A run of records

------------------------------------------------

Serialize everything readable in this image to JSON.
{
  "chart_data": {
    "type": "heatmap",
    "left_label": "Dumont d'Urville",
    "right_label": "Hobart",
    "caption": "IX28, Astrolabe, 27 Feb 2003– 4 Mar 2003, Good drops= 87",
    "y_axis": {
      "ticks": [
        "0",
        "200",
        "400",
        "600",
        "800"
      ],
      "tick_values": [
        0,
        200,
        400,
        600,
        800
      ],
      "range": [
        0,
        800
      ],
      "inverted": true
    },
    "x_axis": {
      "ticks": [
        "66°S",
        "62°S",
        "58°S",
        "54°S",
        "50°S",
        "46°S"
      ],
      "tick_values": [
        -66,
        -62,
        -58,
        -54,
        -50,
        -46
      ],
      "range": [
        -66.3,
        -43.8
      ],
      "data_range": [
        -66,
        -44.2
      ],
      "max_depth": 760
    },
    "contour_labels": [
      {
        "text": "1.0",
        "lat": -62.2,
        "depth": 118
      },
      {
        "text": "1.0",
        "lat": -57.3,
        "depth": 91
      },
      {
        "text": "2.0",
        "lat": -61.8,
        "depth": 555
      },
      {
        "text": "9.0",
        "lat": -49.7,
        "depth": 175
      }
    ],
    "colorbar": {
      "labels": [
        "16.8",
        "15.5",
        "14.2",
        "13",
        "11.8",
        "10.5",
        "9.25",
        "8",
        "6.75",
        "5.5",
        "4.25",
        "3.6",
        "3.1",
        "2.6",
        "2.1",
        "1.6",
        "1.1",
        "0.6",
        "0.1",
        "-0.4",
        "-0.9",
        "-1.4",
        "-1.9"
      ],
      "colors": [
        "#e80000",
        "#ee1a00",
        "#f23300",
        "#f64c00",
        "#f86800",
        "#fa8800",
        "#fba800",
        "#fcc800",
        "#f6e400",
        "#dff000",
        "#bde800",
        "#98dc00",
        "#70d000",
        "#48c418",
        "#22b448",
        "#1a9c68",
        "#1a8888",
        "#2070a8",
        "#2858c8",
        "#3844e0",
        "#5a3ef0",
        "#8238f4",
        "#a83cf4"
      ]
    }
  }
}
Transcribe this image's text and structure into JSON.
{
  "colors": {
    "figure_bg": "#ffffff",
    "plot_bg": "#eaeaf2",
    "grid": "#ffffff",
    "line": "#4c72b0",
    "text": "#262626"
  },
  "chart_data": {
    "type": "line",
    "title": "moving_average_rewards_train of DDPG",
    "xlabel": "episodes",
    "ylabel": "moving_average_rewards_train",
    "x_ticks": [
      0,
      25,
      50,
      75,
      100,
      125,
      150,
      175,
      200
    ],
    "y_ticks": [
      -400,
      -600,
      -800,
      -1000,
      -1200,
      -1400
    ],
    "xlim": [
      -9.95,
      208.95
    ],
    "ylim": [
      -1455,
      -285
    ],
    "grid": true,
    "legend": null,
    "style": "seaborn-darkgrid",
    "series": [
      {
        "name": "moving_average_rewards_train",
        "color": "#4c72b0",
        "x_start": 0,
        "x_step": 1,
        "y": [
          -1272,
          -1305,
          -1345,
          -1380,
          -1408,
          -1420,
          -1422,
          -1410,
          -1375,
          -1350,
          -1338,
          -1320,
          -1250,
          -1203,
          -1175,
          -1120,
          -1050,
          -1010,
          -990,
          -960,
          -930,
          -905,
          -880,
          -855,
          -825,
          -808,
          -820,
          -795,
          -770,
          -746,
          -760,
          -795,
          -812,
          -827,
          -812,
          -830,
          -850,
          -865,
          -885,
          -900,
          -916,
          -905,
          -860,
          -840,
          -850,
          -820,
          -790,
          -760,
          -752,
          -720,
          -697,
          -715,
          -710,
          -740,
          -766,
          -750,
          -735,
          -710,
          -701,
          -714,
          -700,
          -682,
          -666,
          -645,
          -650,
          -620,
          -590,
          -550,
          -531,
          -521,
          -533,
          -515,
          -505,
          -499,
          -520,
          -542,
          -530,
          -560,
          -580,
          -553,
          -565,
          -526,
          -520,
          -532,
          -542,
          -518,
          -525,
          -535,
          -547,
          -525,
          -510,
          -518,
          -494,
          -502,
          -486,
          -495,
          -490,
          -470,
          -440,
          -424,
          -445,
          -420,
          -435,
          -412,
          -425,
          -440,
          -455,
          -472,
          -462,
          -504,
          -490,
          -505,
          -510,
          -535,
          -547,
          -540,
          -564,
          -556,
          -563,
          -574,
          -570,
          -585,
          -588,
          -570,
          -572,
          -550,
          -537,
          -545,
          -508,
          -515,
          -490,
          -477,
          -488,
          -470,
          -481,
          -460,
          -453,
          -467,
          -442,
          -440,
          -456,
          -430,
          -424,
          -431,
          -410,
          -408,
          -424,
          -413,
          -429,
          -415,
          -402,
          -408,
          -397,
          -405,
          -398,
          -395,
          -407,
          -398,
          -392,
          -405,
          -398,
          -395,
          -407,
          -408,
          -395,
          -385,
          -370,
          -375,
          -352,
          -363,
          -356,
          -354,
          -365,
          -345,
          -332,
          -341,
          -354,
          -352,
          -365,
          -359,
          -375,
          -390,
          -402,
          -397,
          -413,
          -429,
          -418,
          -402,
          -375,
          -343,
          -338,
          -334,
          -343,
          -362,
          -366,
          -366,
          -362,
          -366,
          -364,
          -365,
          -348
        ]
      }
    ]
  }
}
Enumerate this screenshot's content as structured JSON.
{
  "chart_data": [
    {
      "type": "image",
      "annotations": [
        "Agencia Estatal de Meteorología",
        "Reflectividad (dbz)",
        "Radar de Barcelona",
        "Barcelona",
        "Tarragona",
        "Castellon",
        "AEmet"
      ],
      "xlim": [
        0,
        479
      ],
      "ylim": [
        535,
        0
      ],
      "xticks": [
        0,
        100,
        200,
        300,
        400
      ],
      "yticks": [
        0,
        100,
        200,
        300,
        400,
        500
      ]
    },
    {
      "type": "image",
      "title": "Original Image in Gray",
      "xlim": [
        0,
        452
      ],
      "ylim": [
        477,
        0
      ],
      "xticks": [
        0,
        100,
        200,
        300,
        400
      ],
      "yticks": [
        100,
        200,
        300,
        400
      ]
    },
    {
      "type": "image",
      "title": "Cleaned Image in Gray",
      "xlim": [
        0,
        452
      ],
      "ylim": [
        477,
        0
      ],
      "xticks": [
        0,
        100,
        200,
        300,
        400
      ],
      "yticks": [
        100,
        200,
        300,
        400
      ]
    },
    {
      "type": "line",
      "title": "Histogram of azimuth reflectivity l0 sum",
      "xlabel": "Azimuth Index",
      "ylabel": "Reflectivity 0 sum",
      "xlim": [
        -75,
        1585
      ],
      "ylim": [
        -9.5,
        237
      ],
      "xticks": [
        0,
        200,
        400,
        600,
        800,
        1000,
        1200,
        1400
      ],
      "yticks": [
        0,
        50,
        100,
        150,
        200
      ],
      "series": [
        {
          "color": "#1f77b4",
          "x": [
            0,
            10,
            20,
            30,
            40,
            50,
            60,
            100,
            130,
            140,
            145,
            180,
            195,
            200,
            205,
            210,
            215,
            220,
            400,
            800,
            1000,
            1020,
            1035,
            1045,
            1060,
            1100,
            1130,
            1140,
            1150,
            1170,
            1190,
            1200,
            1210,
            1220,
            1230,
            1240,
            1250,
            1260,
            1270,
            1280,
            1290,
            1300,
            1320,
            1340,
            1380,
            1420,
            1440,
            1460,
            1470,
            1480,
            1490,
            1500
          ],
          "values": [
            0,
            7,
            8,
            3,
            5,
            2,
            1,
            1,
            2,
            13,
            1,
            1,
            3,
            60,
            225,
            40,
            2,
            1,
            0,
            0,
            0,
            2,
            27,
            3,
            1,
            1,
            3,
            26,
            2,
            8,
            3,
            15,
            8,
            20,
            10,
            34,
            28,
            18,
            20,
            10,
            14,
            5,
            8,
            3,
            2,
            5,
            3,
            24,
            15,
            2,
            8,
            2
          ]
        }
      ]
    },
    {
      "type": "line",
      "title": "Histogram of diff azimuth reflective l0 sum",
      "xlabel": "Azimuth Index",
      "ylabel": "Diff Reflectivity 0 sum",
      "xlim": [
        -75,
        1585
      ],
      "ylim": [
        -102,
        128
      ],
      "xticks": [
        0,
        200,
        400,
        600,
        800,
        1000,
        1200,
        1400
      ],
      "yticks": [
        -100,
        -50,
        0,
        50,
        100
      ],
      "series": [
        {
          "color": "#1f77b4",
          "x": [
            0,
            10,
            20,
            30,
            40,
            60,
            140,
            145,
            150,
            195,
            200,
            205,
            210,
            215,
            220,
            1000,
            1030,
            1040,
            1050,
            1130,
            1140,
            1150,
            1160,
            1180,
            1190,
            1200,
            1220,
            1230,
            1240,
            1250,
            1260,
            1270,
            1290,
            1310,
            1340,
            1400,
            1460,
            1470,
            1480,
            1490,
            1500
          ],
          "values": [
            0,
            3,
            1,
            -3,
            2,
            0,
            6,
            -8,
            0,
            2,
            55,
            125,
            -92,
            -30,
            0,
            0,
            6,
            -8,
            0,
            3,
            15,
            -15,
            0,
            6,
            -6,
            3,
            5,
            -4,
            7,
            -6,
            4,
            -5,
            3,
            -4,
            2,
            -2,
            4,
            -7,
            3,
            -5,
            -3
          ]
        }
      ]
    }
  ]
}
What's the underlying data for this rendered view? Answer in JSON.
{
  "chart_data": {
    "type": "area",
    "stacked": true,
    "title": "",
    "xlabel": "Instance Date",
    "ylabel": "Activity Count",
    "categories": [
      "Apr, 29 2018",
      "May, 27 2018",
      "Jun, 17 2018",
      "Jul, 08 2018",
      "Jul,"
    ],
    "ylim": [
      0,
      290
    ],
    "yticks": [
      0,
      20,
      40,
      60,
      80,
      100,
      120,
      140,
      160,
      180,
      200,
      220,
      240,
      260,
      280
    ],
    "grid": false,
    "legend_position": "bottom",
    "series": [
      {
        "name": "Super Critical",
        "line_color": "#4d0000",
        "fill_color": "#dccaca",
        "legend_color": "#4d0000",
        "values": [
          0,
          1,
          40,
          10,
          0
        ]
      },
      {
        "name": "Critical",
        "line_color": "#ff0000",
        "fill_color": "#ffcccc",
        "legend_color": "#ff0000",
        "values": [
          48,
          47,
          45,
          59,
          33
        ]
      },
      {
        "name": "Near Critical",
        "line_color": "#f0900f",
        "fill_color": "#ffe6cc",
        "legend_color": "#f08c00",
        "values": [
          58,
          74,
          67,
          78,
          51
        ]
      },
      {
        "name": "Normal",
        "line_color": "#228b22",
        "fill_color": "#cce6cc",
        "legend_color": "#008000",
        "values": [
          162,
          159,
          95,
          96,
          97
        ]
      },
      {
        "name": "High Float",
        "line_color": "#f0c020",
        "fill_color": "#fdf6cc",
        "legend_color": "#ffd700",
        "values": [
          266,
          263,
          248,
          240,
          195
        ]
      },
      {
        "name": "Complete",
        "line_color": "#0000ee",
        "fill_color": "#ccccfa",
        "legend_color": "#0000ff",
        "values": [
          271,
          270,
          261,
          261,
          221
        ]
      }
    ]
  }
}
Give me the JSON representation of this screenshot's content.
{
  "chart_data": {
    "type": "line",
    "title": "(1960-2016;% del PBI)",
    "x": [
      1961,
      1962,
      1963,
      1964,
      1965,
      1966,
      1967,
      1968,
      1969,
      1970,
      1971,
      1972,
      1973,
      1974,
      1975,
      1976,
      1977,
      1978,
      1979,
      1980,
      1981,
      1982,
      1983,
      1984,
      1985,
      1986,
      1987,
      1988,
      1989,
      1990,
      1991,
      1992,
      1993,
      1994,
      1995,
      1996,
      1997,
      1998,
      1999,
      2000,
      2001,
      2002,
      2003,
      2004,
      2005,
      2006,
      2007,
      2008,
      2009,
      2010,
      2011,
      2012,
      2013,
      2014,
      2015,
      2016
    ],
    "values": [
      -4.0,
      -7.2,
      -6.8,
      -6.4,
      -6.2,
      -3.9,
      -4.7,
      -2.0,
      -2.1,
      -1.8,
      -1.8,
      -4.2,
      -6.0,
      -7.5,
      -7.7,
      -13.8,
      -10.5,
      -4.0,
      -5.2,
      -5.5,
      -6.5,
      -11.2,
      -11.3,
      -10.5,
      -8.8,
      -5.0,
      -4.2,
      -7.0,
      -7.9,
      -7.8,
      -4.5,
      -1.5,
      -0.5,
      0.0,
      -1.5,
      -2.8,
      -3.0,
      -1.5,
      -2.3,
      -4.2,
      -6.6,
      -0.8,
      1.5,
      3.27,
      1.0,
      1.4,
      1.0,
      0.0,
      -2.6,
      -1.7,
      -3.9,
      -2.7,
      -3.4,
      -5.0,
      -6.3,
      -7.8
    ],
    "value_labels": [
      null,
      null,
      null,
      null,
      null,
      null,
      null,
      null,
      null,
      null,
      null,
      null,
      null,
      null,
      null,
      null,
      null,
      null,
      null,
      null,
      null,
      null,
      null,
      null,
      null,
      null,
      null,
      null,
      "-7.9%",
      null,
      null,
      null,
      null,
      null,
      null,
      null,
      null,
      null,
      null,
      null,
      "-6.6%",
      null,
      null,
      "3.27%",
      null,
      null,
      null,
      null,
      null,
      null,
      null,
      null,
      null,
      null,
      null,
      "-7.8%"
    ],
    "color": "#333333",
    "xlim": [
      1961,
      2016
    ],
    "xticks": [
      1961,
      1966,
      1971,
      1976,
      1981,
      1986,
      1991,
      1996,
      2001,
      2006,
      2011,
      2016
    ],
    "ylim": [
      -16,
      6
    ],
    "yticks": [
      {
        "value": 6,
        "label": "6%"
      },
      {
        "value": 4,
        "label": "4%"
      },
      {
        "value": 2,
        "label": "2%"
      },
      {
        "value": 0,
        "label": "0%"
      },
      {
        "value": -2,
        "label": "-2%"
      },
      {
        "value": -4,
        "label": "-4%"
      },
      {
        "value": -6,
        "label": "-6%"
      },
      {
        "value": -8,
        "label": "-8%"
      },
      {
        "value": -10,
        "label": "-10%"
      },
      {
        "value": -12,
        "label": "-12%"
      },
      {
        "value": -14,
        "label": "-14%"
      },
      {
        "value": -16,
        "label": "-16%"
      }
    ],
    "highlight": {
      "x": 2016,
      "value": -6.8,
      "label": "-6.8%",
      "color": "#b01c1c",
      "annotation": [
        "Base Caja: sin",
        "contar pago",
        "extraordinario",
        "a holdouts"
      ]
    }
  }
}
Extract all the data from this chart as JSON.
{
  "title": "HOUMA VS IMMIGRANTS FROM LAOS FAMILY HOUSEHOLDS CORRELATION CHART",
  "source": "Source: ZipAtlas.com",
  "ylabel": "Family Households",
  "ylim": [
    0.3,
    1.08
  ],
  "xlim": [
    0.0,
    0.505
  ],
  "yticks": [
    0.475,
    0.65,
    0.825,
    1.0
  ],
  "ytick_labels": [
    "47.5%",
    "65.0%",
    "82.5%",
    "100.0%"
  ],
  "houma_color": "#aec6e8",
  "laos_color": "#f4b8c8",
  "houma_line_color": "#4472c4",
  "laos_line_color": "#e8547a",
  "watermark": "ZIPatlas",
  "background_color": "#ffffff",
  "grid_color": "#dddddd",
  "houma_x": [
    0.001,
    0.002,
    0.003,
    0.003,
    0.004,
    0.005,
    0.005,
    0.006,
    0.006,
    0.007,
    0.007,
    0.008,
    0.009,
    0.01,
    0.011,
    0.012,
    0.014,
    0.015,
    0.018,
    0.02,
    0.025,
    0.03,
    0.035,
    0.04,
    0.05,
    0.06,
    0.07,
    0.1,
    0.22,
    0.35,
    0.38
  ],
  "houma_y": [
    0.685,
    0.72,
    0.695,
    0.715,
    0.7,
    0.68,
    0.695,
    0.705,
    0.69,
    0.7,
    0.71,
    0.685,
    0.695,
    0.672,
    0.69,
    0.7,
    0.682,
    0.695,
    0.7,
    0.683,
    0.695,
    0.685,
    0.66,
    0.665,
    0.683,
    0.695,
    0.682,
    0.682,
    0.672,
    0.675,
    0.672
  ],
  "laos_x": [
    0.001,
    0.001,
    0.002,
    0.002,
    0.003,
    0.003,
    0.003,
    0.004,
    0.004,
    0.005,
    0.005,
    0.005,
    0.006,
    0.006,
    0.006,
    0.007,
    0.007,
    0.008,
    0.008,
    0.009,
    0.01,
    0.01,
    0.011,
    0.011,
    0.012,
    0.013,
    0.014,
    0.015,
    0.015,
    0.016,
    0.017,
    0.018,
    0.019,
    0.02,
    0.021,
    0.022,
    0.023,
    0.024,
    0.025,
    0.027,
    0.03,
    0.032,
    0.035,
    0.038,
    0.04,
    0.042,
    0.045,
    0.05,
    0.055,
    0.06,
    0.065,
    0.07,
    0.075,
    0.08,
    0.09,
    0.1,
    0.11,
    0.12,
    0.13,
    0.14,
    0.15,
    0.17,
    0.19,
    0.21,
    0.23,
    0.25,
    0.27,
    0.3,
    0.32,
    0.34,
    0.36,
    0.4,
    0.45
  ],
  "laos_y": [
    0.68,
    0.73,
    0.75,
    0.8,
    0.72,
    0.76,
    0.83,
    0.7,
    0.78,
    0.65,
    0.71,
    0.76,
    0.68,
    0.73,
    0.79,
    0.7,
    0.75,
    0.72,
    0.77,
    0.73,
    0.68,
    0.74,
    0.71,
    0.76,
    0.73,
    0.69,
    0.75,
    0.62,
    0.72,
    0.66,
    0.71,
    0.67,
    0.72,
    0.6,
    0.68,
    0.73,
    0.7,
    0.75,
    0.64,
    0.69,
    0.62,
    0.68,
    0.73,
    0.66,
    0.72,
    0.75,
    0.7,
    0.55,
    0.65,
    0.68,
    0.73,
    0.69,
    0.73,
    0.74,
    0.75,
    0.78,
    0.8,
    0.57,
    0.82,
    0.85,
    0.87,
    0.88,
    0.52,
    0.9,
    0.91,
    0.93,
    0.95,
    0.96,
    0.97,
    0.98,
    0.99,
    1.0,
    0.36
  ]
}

------------------------------------------------

**WORK TO BE COMPLETED:**
Look through the material above. Copy each line where the word "Gray" appears.

**FULL OUTPUT:**
      "title": "Original Image in Gray",
      "title": "Cleaned Image in Gray",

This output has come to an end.